— START OF Document extract —

Skip to content

Hook Scanning for Application layer Processes

Application layer hooks are a programming technique that allows programs to define or extend their behavior by executing specific code when a specific event occurs. In general, third-party applications use hooks to implement program extensions when needed. However, since memory data is modified and disk data remains the original data, it provides the possibility to scan these hooks. Specifically, the principle of hook scanning is to read the disassembly code from the PE file on the disk and compare it with the one in memory. When there is a difference between the two, it can be proven that the program has been hooked.

This case will use the Capstone engine to implement hook scanning function. The reason for choosing this engine is because it supports the Python package and can easily interact with the LyScript plugin. In addition, the Capstone engine has a wide range of applications in reverse engineering, vulnerability analysis, malicious code analysis, and other fields. The famous disassembly debugger IDA also uses this engine.

The main features of the Capstone engine include:

  • Supports multiple instruction sets: supports multiple instruction sets such as x86, ARM, MIPS, PowerPC, etc., and can run on different platforms.
  • Lightweight and efficient: written in C language, the code is concise and efficient, and the disassembly speed is fast.
  • Easy to use: Provides easy-to-use APIs and documentation, supporting multiple programming languages such as Python, Ruby, Java, etc.
  • Customizability: Provides multiple configurable options to meet the needs of different users.

The installation of the Capstone engine is very easy, just execute pip install capstone. When disassembling with Capstone, readers only need to pass in a PE file path and call it through md.disasm (HexCode, 0).

Read the disk machine code and disassemble it

In the following code, first use the pefile library to read the PE file, obtain the ImageBase base address of the file, as well as the VirtualAddress, Misc_VirtualSize, andPointerToRawDatainformation of the .text section table. Next, the code calculates the starting address StartVAand ending addressStopVA of the .text section table, and uses file pointers to read the raw data of the .text section table in the file. Finally, the data is disassembled and returned through capstone.

python
from x32dbg import Debugger
from capstone import *
import pefile

# Disassembling disk files
def DisassemblyFile(FilePath):
    ref_list = []

    # Load the PE file
    pe = pefile.PE(FilePath)

— END OF Document extract —
— START OF Supplied data —

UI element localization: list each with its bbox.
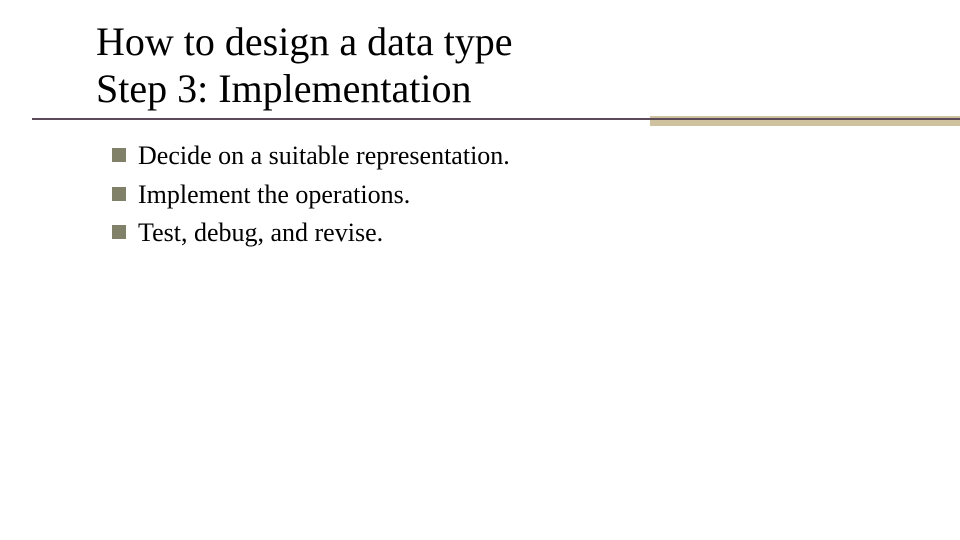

— END OF Supplied data —

Task objective - Write out, word for word, the part of the hook scanning page above from "This case will" up to and including "on different platforms.".

Exercise output -
This case will use the Capstone engine to implement hook scanning function. The reason for choosing this engine is because it supports the Python package and can easily interact with the LyScript plugin. In addition, the Capstone engine has a wide range of applications in reverse engineering, vulnerability analysis, malicious code analysis, and other fields. The famous disassembly debugger IDA also uses this engine.

The main features of the Capstone engine include:

  • Supports multiple instruction sets: supports multiple instruction sets such as x86, ARM, MIPS, PowerPC, etc., and can run on different platforms.